*TASK PROMPT:* Skip every picture and copy only the lines from the one containing "Read this page and output its text content." to the final line of the records below.
──────── DATA LINES
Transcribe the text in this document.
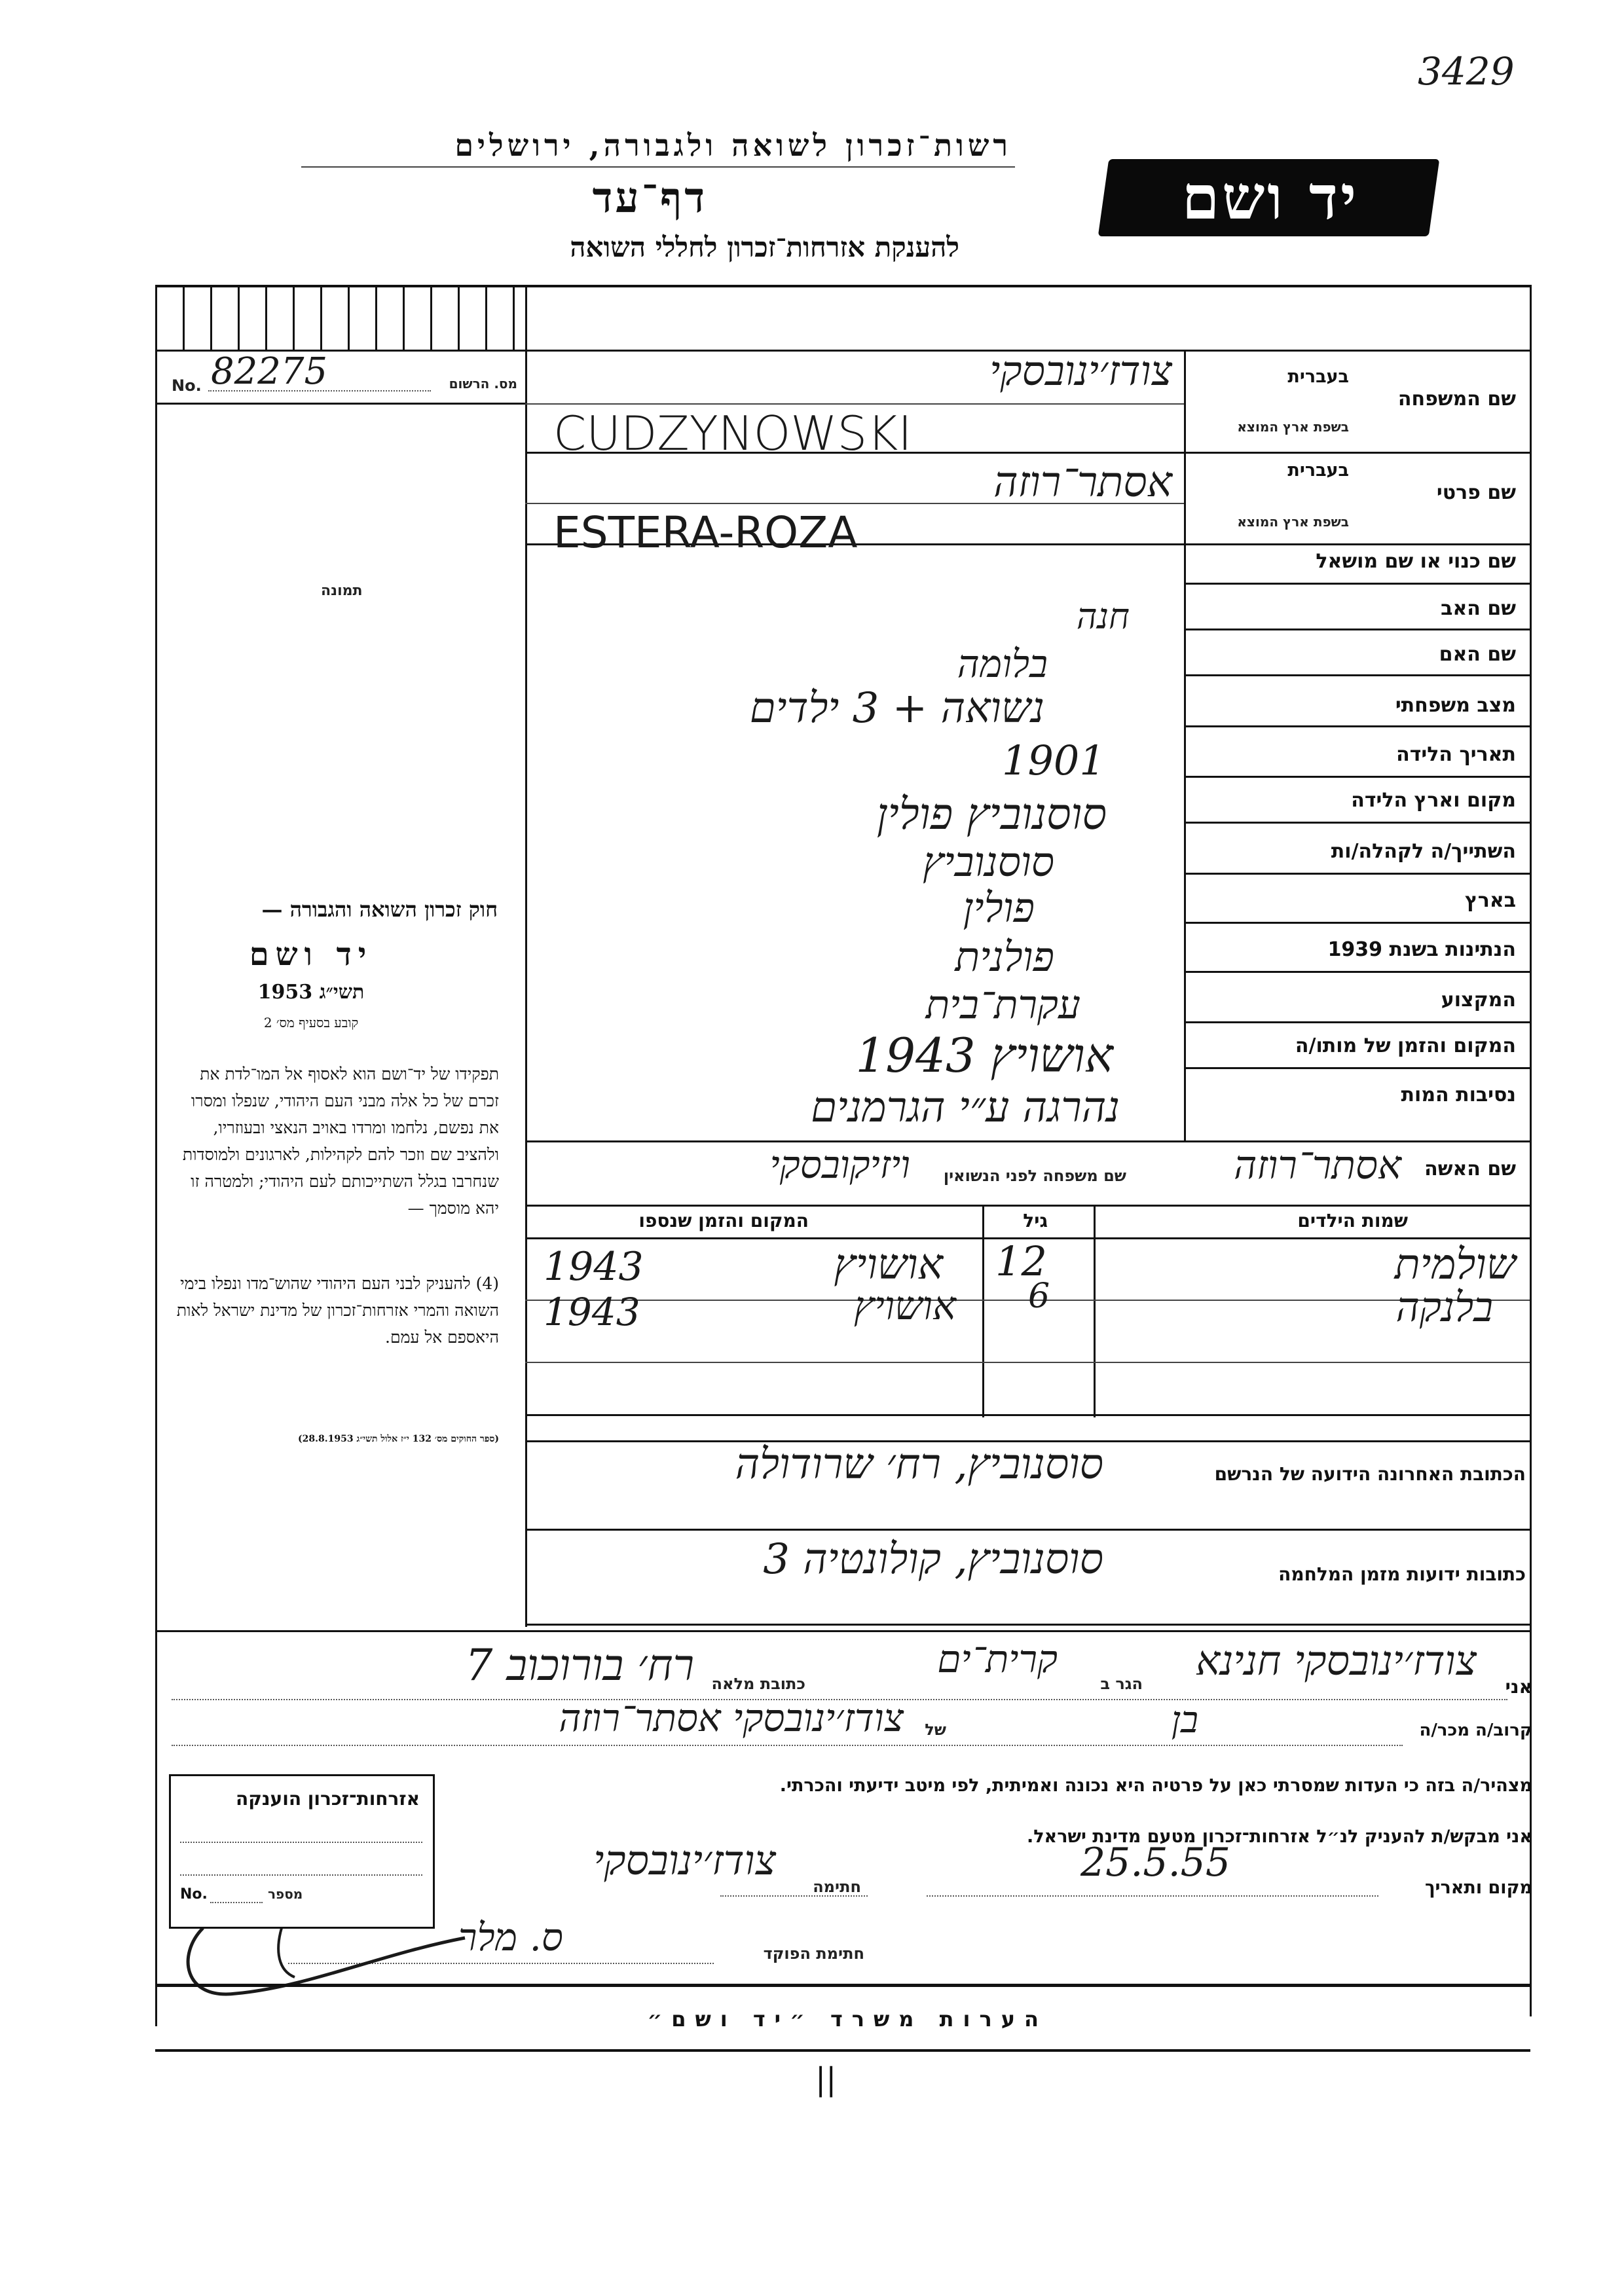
3429
רשות־זכרון לשואה ולגבורה, ירושלים
דף־עד
להענקת אזרחות־זכרון לחללי השואה
יד ושם
No. 82275	מס. הרשום
תמונה
חוק זכרון השואה והגבורה —
יד ושם
תשי״ג 1953
קובע בסעיף מס׳ 2
תפקידו של יד־ושם הוא לאסוף אל המו־לדת את זכרם של כל אלה מבני העם היהודי, שנפלו ומסרו את נפשם, נלחמו ומרדו באויב הנאצי ובעוזריו, ולהציב שם וזכר להם לקהילות, לארגונים ולמוסדות שנחרבו בגלל השתייכותם לעם היהודי; ולמטרה זו יהא מוסמך —
(4) להעניק לבני העם היהודי שהוש־מדו ונפלו בימי השואה והמרי אזרחות־זכרון של מדינת ישראל לאות היאספם אל עמם.
(ספר החוקים מס׳ 132 י״ז אלול תשי״ג 28.8.1953)
שם המשפחה
בעברית
בשפת ארץ המוצא
שם פרטי
בעברית
בשפת ארץ המוצא
שם כנוי או שם מושאל
שם האב
שם האם
מצב משפחתי
תאריך הלידה
מקום וארץ הלידה
השתייך/ה לקהלה/ות
בארץ
הנתינות בשנת 1939
המקצוע
המקום והזמן של מותו/ה
נסיבות המות
צודז׳ינובסקי
CUDZYNOWSKI
אסתר־רוזה
ESTERA-ROZA
חנה
בלומה
נשואה + 3 ילדים
1901
סוסנוביץ פולין
סוסנוביץ
פולין
פולנית
עקרת־בית
אושויץ 1943
נהרגה ע״י הגרמנים
שם האשה
אסתר־רוזה
שם משפחה לפני הנשואין
ויזיקובסקי
שמות הילדים
גיל
המקום והזמן שנספו
שולמית
12
אושויץ
1943
בלנקה
6
אושויץ
1943
הכתובת האחרונה הידועה של הנרשם
סוסנוביץ, רח׳ שרודולה
כתובות ידועות מזמן המלחמה
סוסנוביץ, קולונטיה 3
אני
צודז׳ינובסקי חנינא
הגר ב
קרית־ים
כתובת מלאה
רח׳ בורוכוב 7
קרוב/ה מכר/ה
בן
של
צודז׳ינובסקי אסתר־רוזה
מצהיר/ה בזה כי העדות שמסרתי כאן על פרטיה היא נכונה ואמיתית, לפי מיטב ידיעתי והכרתי.
אני מבקש/ת להעניק לנ״ל אזרחות־זכרון מטעם מדינת ישראל.
מקום ותאריך
25.5.55
חתימה
צודז׳ינובסקי
חתימת הפוקד
ס. מלר
אזרחות־זכרון הוענקה
No.	מספר
הערות משרד ״יד ושם״
||
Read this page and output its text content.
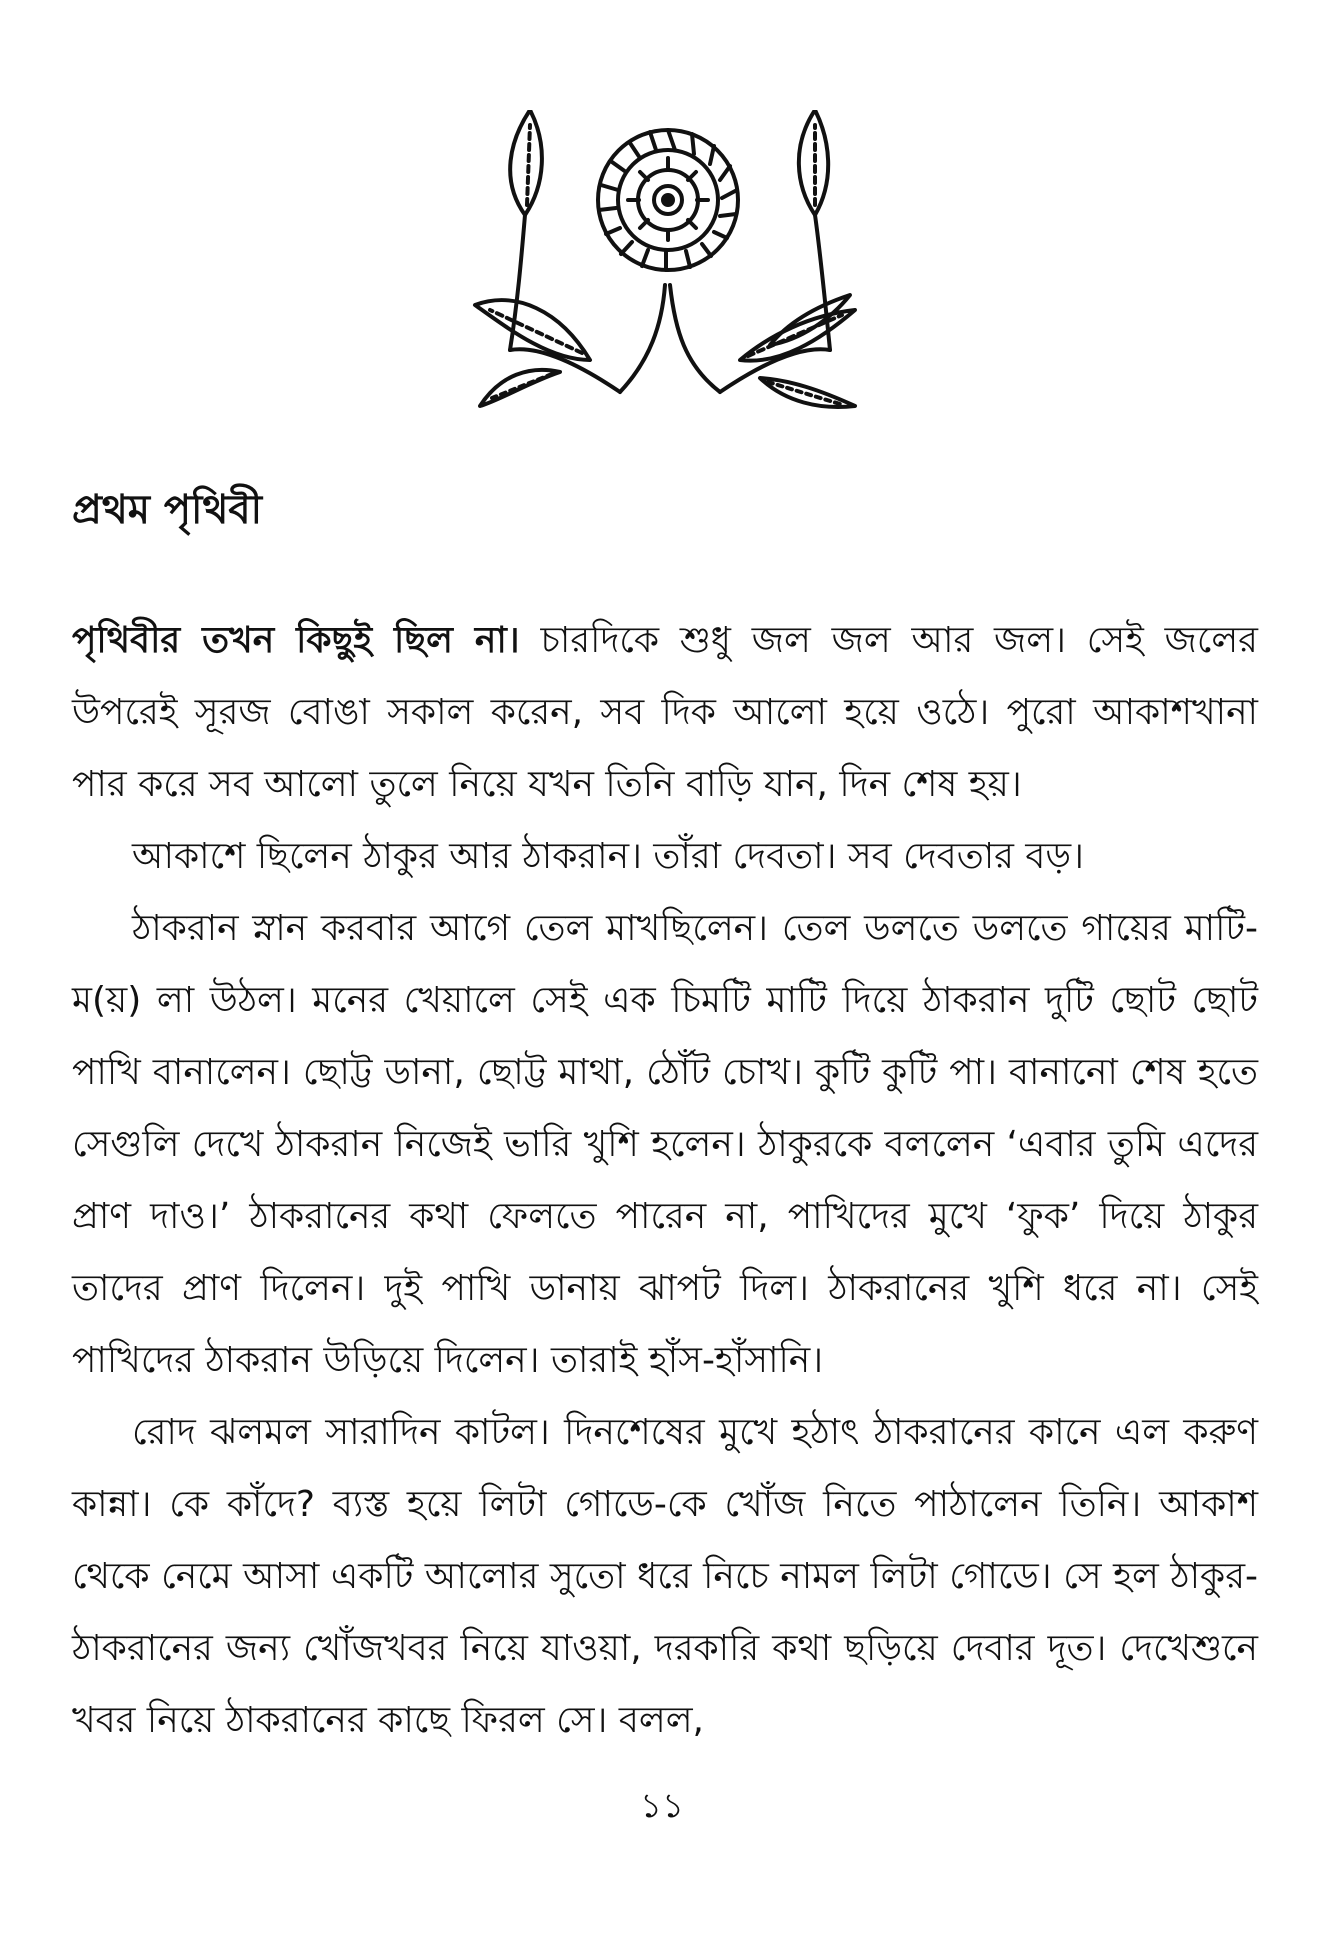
প্রথম পৃথিবী

পৃথিবীর তখন কিছুই ছিল না। চারদিকে শুধু জল জল আর জল। সেই জলের উপরেই সূরজ বোঙা সকাল করেন, সব দিক আলো হয়ে ওঠে। পুরো আকাশখানা পার করে সব আলো তুলে নিয়ে যখন তিনি বাড়ি যান, দিন শেষ হয়।

আকাশে ছিলেন ঠাকুর আর ঠাকরান। তাঁরা দেবতা। সব দেবতার বড়।

ঠাকরান স্নান করবার আগে তেল মাখছিলেন। তেল ডলতে ডলতে গায়ের মাটি-ম(য়) লা উঠল। মনের খেয়ালে সেই এক চিমটি মাটি দিয়ে ঠাকরান দুটি ছোট ছোট পাখি বানালেন। ছোট্ট ডানা, ছোট্ট মাথা, ঠোঁট চোখ। কুটি কুটি পা। বানানো শেষ হতে সেগুলি দেখে ঠাকরান নিজেই ভারি খুশি হলেন। ঠাকুরকে বললেন ‘এবার তুমি এদের প্রাণ দাও।’ ঠাকরানের কথা ফেলতে পারেন না, পাখিদের মুখে ‘ফুক’ দিয়ে ঠাকুর তাদের প্রাণ দিলেন। দুই পাখি ডানায় ঝাপট দিল। ঠাকরানের খুশি ধরে না। সেই পাখিদের ঠাকরান উড়িয়ে দিলেন। তারাই হাঁস-হাঁসানি।

রোদ ঝলমল সারাদিন কাটল। দিনশেষের মুখে হঠাৎ ঠাকরানের কানে এল করুণ কান্না। কে কাঁদে? ব্যস্ত হয়ে লিটা গোডে-কে খোঁজ নিতে পাঠালেন তিনি। আকাশ থেকে নেমে আসা একটি আলোর সুতো ধরে নিচে নামল লিটা গোডে। সে হল ঠাকুর-ঠাকরানের জন্য খোঁজখবর নিয়ে যাওয়া, দরকারি কথা ছড়িয়ে দেবার দূত। দেখেশুনে খবর নিয়ে ঠাকরানের কাছে ফিরল সে। বলল,

১১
────────────────
*RESULT FOR THIS TASK:*
Read this page and output its text content.
প্রথম পৃথিবী

পৃথিবীর তখন কিছুই ছিল না। চারদিকে শুধু জল জল আর জল। সেই জলের উপরেই সূরজ বোঙা সকাল করেন, সব দিক আলো হয়ে ওঠে। পুরো আকাশখানা পার করে সব আলো তুলে নিয়ে যখন তিনি বাড়ি যান, দিন শেষ হয়।

আকাশে ছিলেন ঠাকুর আর ঠাকরান। তাঁরা দেবতা। সব দেবতার বড়।

ঠাকরান স্নান করবার আগে তেল মাখছিলেন। তেল ডলতে ডলতে গায়ের মাটি-ম(য়) লা উঠল। মনের খেয়ালে সেই এক চিমটি মাটি দিয়ে ঠাকরান দুটি ছোট ছোট পাখি বানালেন। ছোট্ট ডানা, ছোট্ট মাথা, ঠোঁট চোখ। কুটি কুটি পা। বানানো শেষ হতে সেগুলি দেখে ঠাকরান নিজেই ভারি খুশি হলেন। ঠাকুরকে বললেন ‘এবার তুমি এদের প্রাণ দাও।’ ঠাকরানের কথা ফেলতে পারেন না, পাখিদের মুখে ‘ফুক’ দিয়ে ঠাকুর তাদের প্রাণ দিলেন। দুই পাখি ডানায় ঝাপট দিল। ঠাকরানের খুশি ধরে না। সেই পাখিদের ঠাকরান উড়িয়ে দিলেন। তারাই হাঁস-হাঁসানি।

রোদ ঝলমল সারাদিন কাটল। দিনশেষের মুখে হঠাৎ ঠাকরানের কানে এল করুণ কান্না। কে কাঁদে? ব্যস্ত হয়ে লিটা গোডে-কে খোঁজ নিতে পাঠালেন তিনি। আকাশ থেকে নেমে আসা একটি আলোর সুতো ধরে নিচে নামল লিটা গোডে। সে হল ঠাকুর-ঠাকরানের জন্য খোঁজখবর নিয়ে যাওয়া, দরকারি কথা ছড়িয়ে দেবার দূত। দেখেশুনে খবর নিয়ে ঠাকরানের কাছে ফিরল সে। বলল,

১১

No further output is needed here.